## Objective
Please transcribe the data that follows without the pictures, keeping every word the same.

** Begin **

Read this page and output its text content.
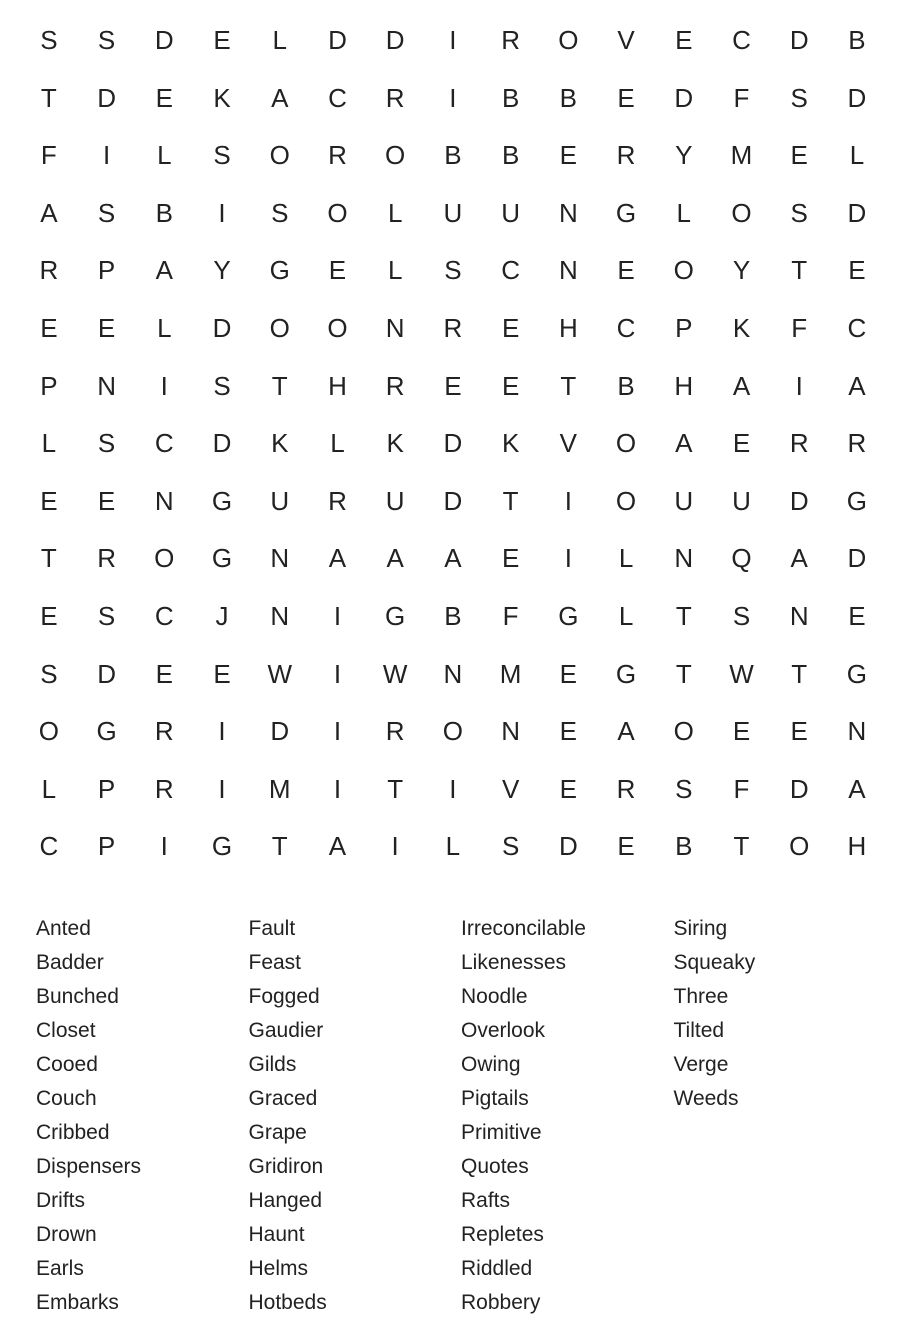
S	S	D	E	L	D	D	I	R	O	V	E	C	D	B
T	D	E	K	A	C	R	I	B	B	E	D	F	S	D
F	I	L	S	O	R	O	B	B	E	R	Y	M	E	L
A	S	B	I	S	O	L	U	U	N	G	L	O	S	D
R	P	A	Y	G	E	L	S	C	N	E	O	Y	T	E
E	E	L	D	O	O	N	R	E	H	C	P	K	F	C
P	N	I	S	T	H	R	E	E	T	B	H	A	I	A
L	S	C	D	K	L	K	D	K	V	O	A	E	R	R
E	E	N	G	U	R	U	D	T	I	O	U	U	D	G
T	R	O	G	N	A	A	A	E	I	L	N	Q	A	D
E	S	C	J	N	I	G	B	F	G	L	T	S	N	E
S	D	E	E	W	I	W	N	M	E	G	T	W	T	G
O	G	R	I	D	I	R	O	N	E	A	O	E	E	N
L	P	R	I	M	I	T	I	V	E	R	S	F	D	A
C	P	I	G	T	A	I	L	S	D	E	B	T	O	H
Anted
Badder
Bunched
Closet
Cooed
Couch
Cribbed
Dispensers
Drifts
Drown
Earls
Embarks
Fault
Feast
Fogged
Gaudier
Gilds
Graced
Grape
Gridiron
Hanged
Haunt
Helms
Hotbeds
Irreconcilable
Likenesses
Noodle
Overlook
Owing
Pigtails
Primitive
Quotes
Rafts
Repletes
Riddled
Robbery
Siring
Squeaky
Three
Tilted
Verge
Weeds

** End **

## Exercise answer
Read this page and output its text content.
S	S	D	E	L	D	D	I	R	O	V	E	C	D	B
T	D	E	K	A	C	R	I	B	B	E	D	F	S	D
F	I	L	S	O	R	O	B	B	E	R	Y	M	E	L
A	S	B	I	S	O	L	U	U	N	G	L	O	S	D
R	P	A	Y	G	E	L	S	C	N	E	O	Y	T	E
E	E	L	D	O	O	N	R	E	H	C	P	K	F	C
P	N	I	S	T	H	R	E	E	T	B	H	A	I	A
L	S	C	D	K	L	K	D	K	V	O	A	E	R	R
E	E	N	G	U	R	U	D	T	I	O	U	U	D	G
T	R	O	G	N	A	A	A	E	I	L	N	Q	A	D
E	S	C	J	N	I	G	B	F	G	L	T	S	N	E
S	D	E	E	W	I	W	N	M	E	G	T	W	T	G
O	G	R	I	D	I	R	O	N	E	A	O	E	E	N
L	P	R	I	M	I	T	I	V	E	R	S	F	D	A
C	P	I	G	T	A	I	L	S	D	E	B	T	O	H
Anted
Badder
Bunched
Closet
Cooed
Couch
Cribbed
Dispensers
Drifts
Drown
Earls
Embarks
Fault
Feast
Fogged
Gaudier
Gilds
Graced
Grape
Gridiron
Hanged
Haunt
Helms
Hotbeds
Irreconcilable
Likenesses
Noodle
Overlook
Owing
Pigtails
Primitive
Quotes
Rafts
Repletes
Riddled
Robbery
Siring
Squeaky
Three
Tilted
Verge
Weeds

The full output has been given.